___ Data shown

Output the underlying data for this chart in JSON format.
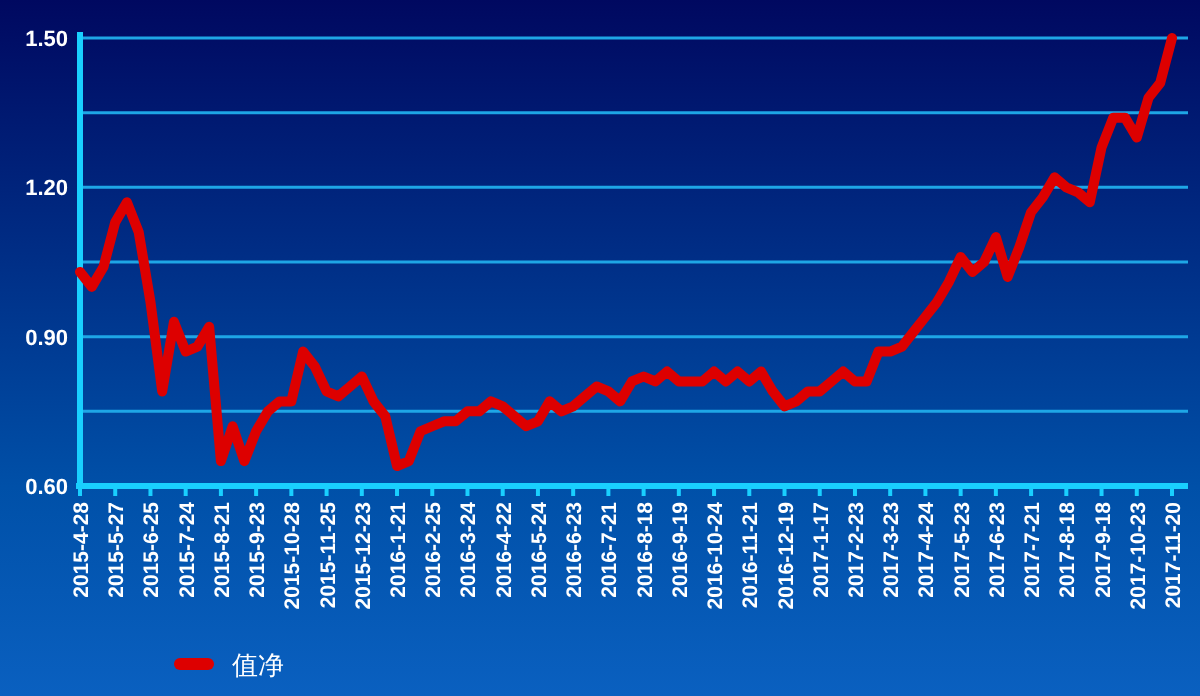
{
  "chart_data": {
    "type": "line",
    "categories": [
      "2015-4-28",
      null,
      null,
      "2015-5-27",
      null,
      null,
      "2015-6-25",
      null,
      null,
      "2015-7-24",
      null,
      null,
      "2015-8-21",
      null,
      null,
      "2015-9-23",
      null,
      null,
      "2015-10-28",
      null,
      null,
      "2015-11-25",
      null,
      null,
      "2015-12-23",
      null,
      null,
      "2016-1-21",
      null,
      null,
      "2016-2-25",
      null,
      null,
      "2016-3-24",
      null,
      null,
      "2016-4-22",
      null,
      null,
      "2016-5-24",
      null,
      null,
      "2016-6-23",
      null,
      null,
      "2016-7-21",
      null,
      null,
      "2016-8-18",
      null,
      null,
      "2016-9-19",
      null,
      null,
      "2016-10-24",
      null,
      null,
      "2016-11-21",
      null,
      null,
      "2016-12-19",
      null,
      null,
      "2017-1-17",
      null,
      null,
      "2017-2-23",
      null,
      null,
      "2017-3-23",
      null,
      null,
      "2017-4-24",
      null,
      null,
      "2017-5-23",
      null,
      null,
      "2017-6-23",
      null,
      null,
      "2017-7-21",
      null,
      null,
      "2017-8-18",
      null,
      null,
      "2017-9-18",
      null,
      null,
      "2017-10-23",
      null,
      null,
      "2017-11-20"
    ],
    "series": [
      {
        "name": "值净",
        "color": "#dd0000",
        "values": [
          1.03,
          1.0,
          1.04,
          1.13,
          1.17,
          1.11,
          0.97,
          0.79,
          0.93,
          0.87,
          0.88,
          0.92,
          0.65,
          0.72,
          0.65,
          0.71,
          0.75,
          0.77,
          0.77,
          0.87,
          0.84,
          0.79,
          0.78,
          0.8,
          0.82,
          0.77,
          0.74,
          0.64,
          0.65,
          0.71,
          0.72,
          0.73,
          0.73,
          0.75,
          0.75,
          0.77,
          0.76,
          0.74,
          0.72,
          0.73,
          0.77,
          0.75,
          0.76,
          0.78,
          0.8,
          0.79,
          0.77,
          0.81,
          0.82,
          0.81,
          0.83,
          0.81,
          0.81,
          0.81,
          0.83,
          0.81,
          0.83,
          0.81,
          0.83,
          0.79,
          0.76,
          0.77,
          0.79,
          0.79,
          0.81,
          0.83,
          0.81,
          0.81,
          0.87,
          0.87,
          0.88,
          0.91,
          0.94,
          0.97,
          1.01,
          1.06,
          1.03,
          1.05,
          1.1,
          1.02,
          1.08,
          1.15,
          1.18,
          1.22,
          1.2,
          1.19,
          1.17,
          1.28,
          1.34,
          1.34,
          1.3,
          1.38,
          1.41,
          1.5
        ]
      }
    ],
    "ylim": [
      0.6,
      1.5
    ],
    "yticks": [
      {
        "value": 0.6,
        "label": "0.60"
      },
      {
        "value": 0.75,
        "label": null
      },
      {
        "value": 0.9,
        "label": "0.90"
      },
      {
        "value": 1.05,
        "label": null
      },
      {
        "value": 1.2,
        "label": "1.20"
      },
      {
        "value": 1.35,
        "label": null
      },
      {
        "value": 1.5,
        "label": "1.50"
      }
    ],
    "grid": "y",
    "legend": "bottom left"
  }
}
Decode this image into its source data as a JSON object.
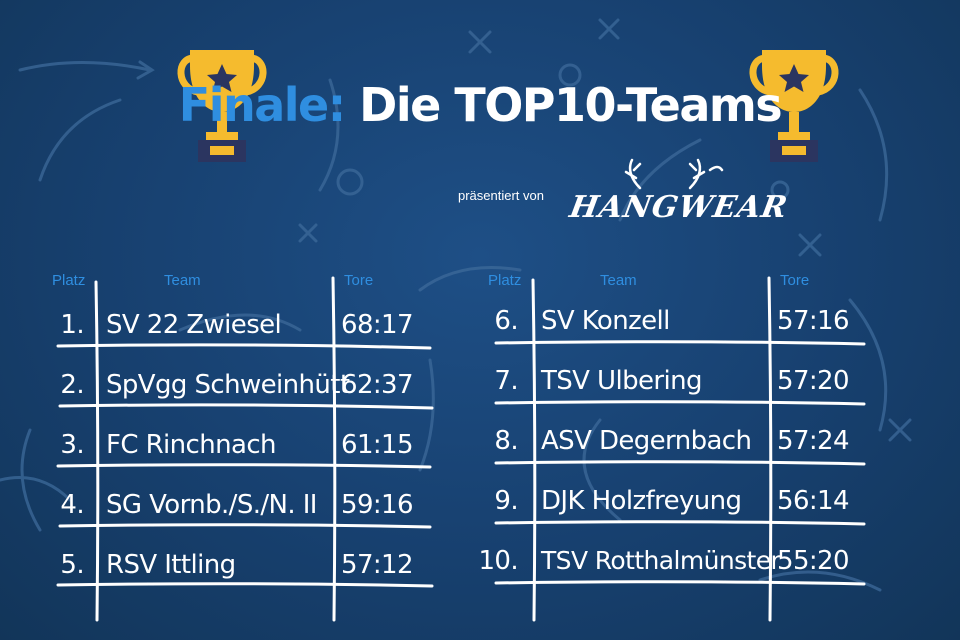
{
  "title": {
    "accent": "Finale:",
    "main": "Die TOP10-Teams"
  },
  "sponsor": {
    "presented_by": "präsentiert von",
    "logo_text": "HANGWEAR"
  },
  "columns": {
    "platz": "Platz",
    "team": "Team",
    "tore": "Tore"
  },
  "left_table": [
    {
      "platz": "1.",
      "team": "SV 22 Zwiesel",
      "tore": "68:17"
    },
    {
      "platz": "2.",
      "team": "SpVgg Schweinhütt",
      "tore": "62:37"
    },
    {
      "platz": "3.",
      "team": "FC Rinchnach",
      "tore": "61:15"
    },
    {
      "platz": "4.",
      "team": "SG Vornb./S./N. II",
      "tore": "59:16"
    },
    {
      "platz": "5.",
      "team": "RSV Ittling",
      "tore": "57:12"
    }
  ],
  "right_table": [
    {
      "platz": "6.",
      "team": "SV Konzell",
      "tore": "57:16"
    },
    {
      "platz": "7.",
      "team": "TSV Ulbering",
      "tore": "57:20"
    },
    {
      "platz": "8.",
      "team": "ASV Degernbach",
      "tore": "57:24"
    },
    {
      "platz": "9.",
      "team": "DJK Holzfreyung",
      "tore": "56:14"
    },
    {
      "platz": "10.",
      "team": "TSV Rotthalmünster",
      "tore": "55:20"
    }
  ],
  "colors": {
    "background": "#17406f",
    "accent": "#2f8ee0",
    "trophy_gold": "#f5bb2e",
    "trophy_base": "#2b3560"
  },
  "icons": [
    "trophy-icon",
    "trophy-icon"
  ]
}
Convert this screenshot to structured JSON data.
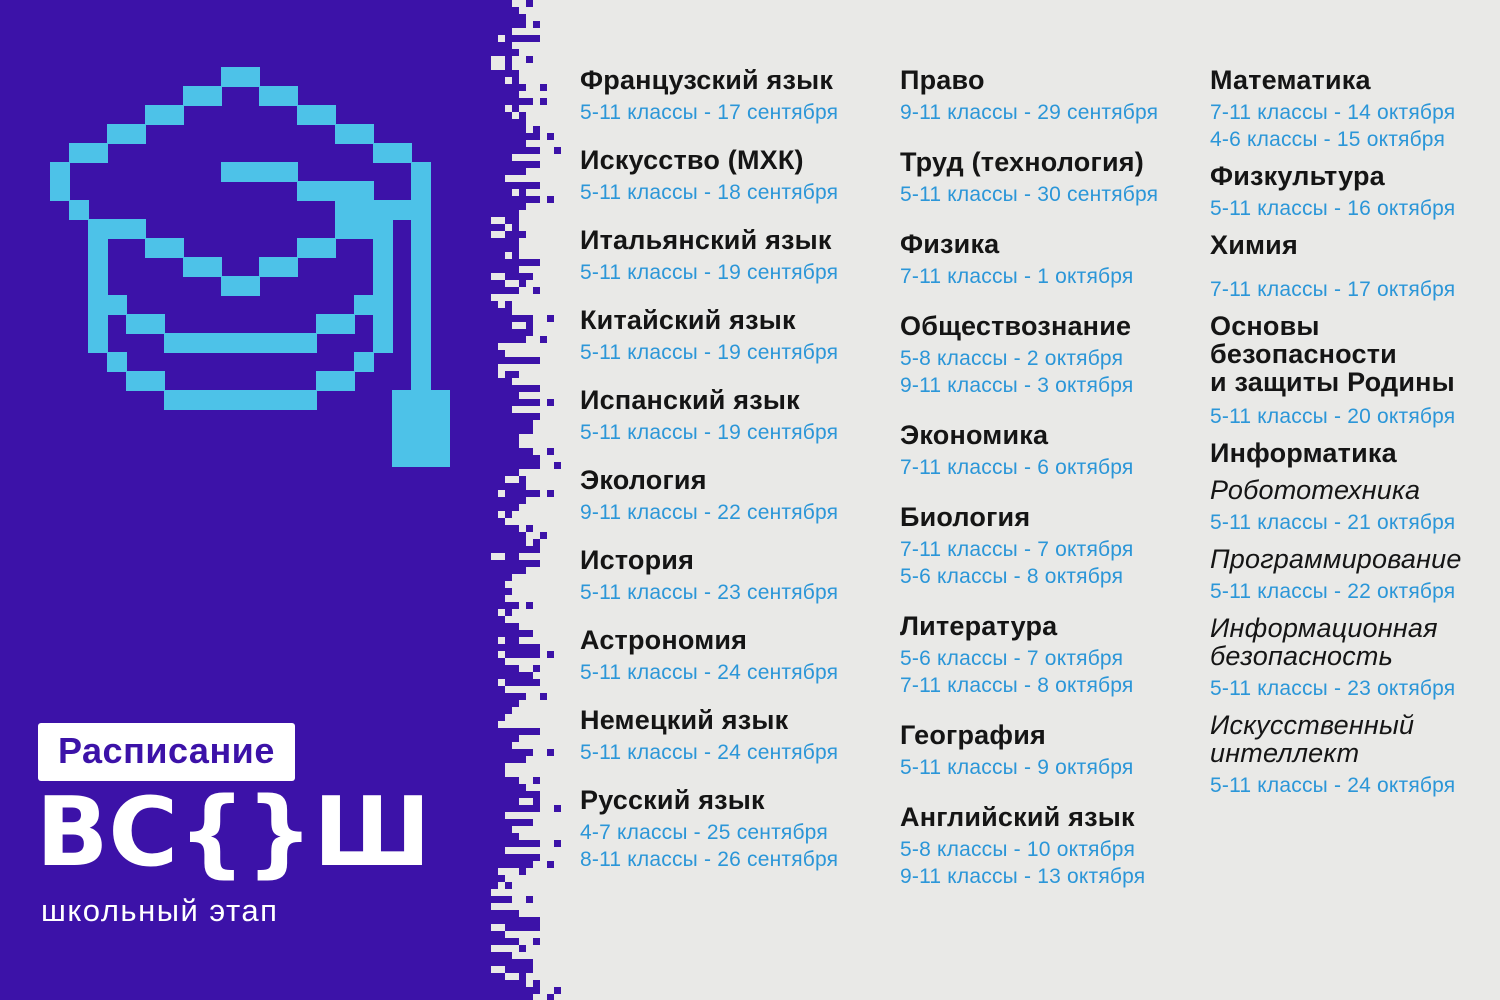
{
  "left_panel": {
    "badge_label": "Расписание",
    "logo_text": "ВС{}Ш",
    "subtitle": "школьный этап",
    "graduation_cap_grid": [
      ".........##..........",
      ".......##..##........",
      ".....##......##......",
      "...##..........##....",
      ".##..............##..",
      "#........####......#.",
      "#............####..#.",
      ".#.............#####.",
      "..###..........###.#.",
      "..#..##......##..#.#.",
      "..#....##..##....#.#.",
      "..#......##......#.#.",
      "..##............##.#.",
      "..#.##........##.#.#.",
      "..#...########...#.#.",
      "...#............#..#.",
      "....##........##...#.",
      "......########....###",
      "..................###",
      "..................###",
      "..................###"
    ]
  },
  "colors": {
    "panel_purple": "#3c12a8",
    "cap_blue": "#4dc2e8",
    "date_blue": "#2b96d8",
    "heading": "#151515",
    "background": "#e9e9e7",
    "white": "#ffffff"
  },
  "schedule": {
    "columns": [
      {
        "entries": [
          {
            "title": "Французский язык",
            "dates": [
              "5-11 классы - 17 сентября"
            ]
          },
          {
            "title": "Искусство (МХК)",
            "dates": [
              "5-11 классы - 18 сентября"
            ]
          },
          {
            "title": "Итальянский язык",
            "dates": [
              "5-11 классы - 19 сентября"
            ]
          },
          {
            "title": "Китайский язык",
            "dates": [
              "5-11 классы - 19 сентября"
            ]
          },
          {
            "title": "Испанский язык",
            "dates": [
              "5-11 классы - 19 сентября"
            ]
          },
          {
            "title": "Экология",
            "dates": [
              "9-11 классы - 22 сентября"
            ]
          },
          {
            "title": "История",
            "dates": [
              "5-11 классы - 23 сентября"
            ]
          },
          {
            "title": "Астрономия",
            "dates": [
              "5-11 классы - 24 сентября"
            ]
          },
          {
            "title": "Немецкий язык",
            "dates": [
              "5-11 классы - 24 сентября"
            ]
          },
          {
            "title": "Русский язык",
            "dates": [
              "4-7 классы - 25 сентября",
              "8-11 классы - 26 сентября"
            ]
          }
        ]
      },
      {
        "entries": [
          {
            "title": "Право",
            "dates": [
              "9-11 классы - 29 сентября"
            ]
          },
          {
            "title": "Труд (технология)",
            "dates": [
              "5-11 классы - 30 сентября"
            ]
          },
          {
            "title": "Физика",
            "dates": [
              "7-11 классы - 1 октября"
            ]
          },
          {
            "title": "Обществознание",
            "dates": [
              "5-8 классы - 2 октября",
              "9-11 классы - 3 октября"
            ]
          },
          {
            "title": "Экономика",
            "dates": [
              "7-11 классы - 6 октября"
            ]
          },
          {
            "title": "Биология",
            "dates": [
              "7-11 классы - 7 октября",
              "5-6 классы - 8 октября"
            ]
          },
          {
            "title": "Литература",
            "dates": [
              "5-6 классы - 7 октября",
              "7-11 классы - 8 октября"
            ]
          },
          {
            "title": "География",
            "dates": [
              "5-11 классы - 9 октября"
            ]
          },
          {
            "title": "Английский язык",
            "dates": [
              "5-8 классы - 10 октября",
              "9-11 классы - 13 октября"
            ]
          }
        ]
      },
      {
        "entries": [
          {
            "title": "Математика",
            "dates": [
              "7-11 классы - 14 октября",
              "4-6 классы - 15 октября"
            ]
          },
          {
            "title": "Физкультура",
            "dates": [
              "5-11 классы - 16 октября"
            ]
          },
          {
            "title": "Химия",
            "dates": [
              "7-11 классы - 17 октября"
            ]
          },
          {
            "title": "Основы\nбезопасности\nи защиты Родины",
            "dates": [
              "5-11 классы - 20 октября"
            ]
          },
          {
            "title": "Информатика",
            "dates": []
          },
          {
            "title": "Робототехника",
            "italic": true,
            "dates": [
              "5-11 классы - 21 октября"
            ]
          },
          {
            "title": "Программирование",
            "italic": true,
            "dates": [
              "5-11 классы - 22 октября"
            ]
          },
          {
            "title": "Информационная\nбезопасность",
            "italic": true,
            "dates": [
              "5-11 классы - 23 октября"
            ]
          },
          {
            "title": "Искусственный\nинтеллект",
            "italic": true,
            "dates": [
              "5-11 классы - 24 октября"
            ]
          }
        ]
      }
    ]
  }
}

______

#### Stated problem
Copy, from the material above, each line in which the string "this" occurs.

#### Result of the exercise
Output the underlying data for this chart in JSON format.
Decode this image into its source data as a JSON object.
Convert this screenshot to structured JSON data.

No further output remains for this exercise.